### [Work required]
Go through the entries one line at a time, and gather every line that has the word "pronator".

### [Data for this task]
[BEGIN]
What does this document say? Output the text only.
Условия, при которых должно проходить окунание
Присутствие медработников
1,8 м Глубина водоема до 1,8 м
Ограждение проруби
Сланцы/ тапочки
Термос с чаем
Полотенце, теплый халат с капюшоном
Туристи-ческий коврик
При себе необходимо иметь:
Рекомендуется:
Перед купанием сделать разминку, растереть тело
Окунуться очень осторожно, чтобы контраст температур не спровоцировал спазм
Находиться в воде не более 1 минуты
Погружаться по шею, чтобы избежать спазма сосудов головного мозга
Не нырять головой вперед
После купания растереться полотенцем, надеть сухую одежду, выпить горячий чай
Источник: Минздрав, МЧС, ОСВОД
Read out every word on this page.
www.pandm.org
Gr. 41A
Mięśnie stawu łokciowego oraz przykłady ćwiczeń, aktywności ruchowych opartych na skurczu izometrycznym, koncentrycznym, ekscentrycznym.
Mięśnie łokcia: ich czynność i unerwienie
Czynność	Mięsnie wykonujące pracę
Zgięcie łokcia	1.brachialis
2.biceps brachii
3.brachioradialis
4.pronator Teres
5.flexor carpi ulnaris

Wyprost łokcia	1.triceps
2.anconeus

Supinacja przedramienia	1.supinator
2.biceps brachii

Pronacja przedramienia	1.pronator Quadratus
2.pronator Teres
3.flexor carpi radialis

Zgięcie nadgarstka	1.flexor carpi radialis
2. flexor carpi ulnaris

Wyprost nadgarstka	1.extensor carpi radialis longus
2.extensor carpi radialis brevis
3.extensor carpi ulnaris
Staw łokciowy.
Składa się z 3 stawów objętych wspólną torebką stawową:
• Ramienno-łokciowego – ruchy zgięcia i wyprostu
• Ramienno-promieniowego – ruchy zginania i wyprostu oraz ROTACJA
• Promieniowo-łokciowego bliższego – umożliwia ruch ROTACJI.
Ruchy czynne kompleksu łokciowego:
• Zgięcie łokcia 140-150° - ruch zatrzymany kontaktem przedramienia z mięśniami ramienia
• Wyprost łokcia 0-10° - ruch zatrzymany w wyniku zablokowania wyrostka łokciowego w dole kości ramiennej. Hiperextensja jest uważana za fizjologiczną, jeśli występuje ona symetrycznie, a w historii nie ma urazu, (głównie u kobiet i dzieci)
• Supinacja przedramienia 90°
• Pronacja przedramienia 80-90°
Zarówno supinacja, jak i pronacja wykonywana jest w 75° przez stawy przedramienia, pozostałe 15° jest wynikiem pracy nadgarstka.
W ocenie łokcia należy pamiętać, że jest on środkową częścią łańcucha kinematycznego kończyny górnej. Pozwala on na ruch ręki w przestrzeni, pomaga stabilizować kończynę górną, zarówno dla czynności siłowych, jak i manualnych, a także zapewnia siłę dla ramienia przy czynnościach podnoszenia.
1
[END]
### [Solution for this task]
4.pronator Teres
Pronacja przedramienia	1.pronator Quadratus
2.pronator Teres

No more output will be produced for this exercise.